* YOUR OBJECTIVE *
Transcribe every line of the listing below without any deviation.
■ ■ ■
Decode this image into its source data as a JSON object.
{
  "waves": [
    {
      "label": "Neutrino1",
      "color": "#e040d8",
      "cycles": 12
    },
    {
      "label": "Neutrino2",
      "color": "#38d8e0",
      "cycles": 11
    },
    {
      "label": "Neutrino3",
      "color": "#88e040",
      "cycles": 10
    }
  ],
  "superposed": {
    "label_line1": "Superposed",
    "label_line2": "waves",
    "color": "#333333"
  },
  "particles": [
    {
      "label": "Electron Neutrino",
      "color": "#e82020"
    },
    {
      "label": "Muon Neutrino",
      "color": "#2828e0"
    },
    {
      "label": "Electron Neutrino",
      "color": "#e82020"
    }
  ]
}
■ ■ ■
* RIGHT ANSWER *
Decode this image into its source data as a JSON object.
{
  "waves": [
    {
      "label": "Neutrino1",
      "color": "#e040d8",
      "cycles": 12
    },
    {
      "label": "Neutrino2",
      "color": "#38d8e0",
      "cycles": 11
    },
    {
      "label": "Neutrino3",
      "color": "#88e040",
      "cycles": 10
    }
  ],
  "superposed": {
    "label_line1": "Superposed",
    "label_line2": "waves",
    "color": "#333333"
  },
  "particles": [
    {
      "label": "Electron Neutrino",
      "color": "#e82020"
    },
    {
      "label": "Muon Neutrino",
      "color": "#2828e0"
    },
    {
      "label": "Electron Neutrino",
      "color": "#e82020"
    }
  ]
}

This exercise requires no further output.